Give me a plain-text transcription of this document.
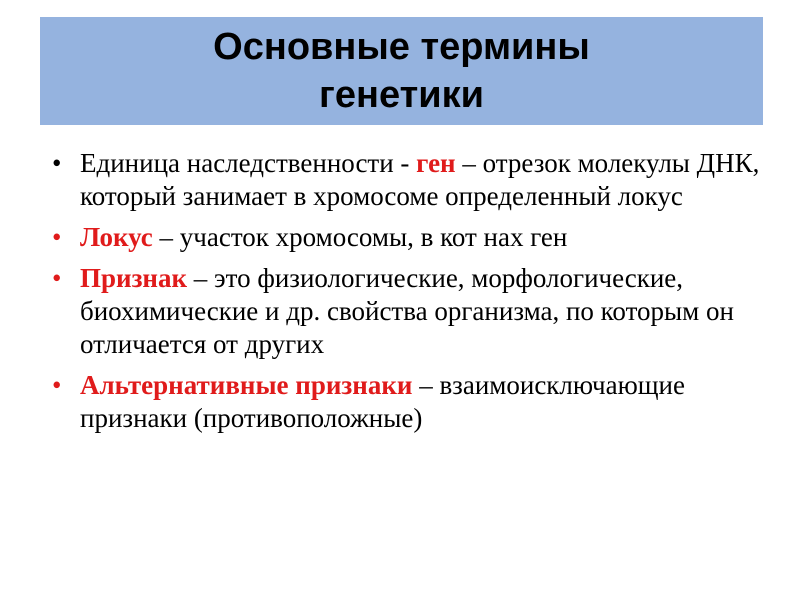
Основные термины
генетики
• Единица наследственности - ген – отрезок молекулы ДНК, который занимает в хромосоме определенный локус
• Локус – участок хромосомы, в кот нах ген
• Признак – это физиологические, морфологические, биохимические и др. свойства организма, по которым он отличается от других
• Альтернативные признаки – взаимоисключающие признаки (противоположные)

_ _ _

▶ **REQUIREMENTS**:
Restate the data above word for word. Do not include the images.

▶ **ANSWER IN FULL**:
Give me a plain-text transcription of this document.
Основные термины
генетики
• Единица наследственности - ген – отрезок молекулы ДНК, который занимает в хромосоме определенный локус
• Локус – участок хромосомы, в кот нах ген
• Признак – это физиологические, морфологические, биохимические и др. свойства организма, по которым он отличается от других
• Альтернативные признаки – взаимоисключающие признаки (противоположные)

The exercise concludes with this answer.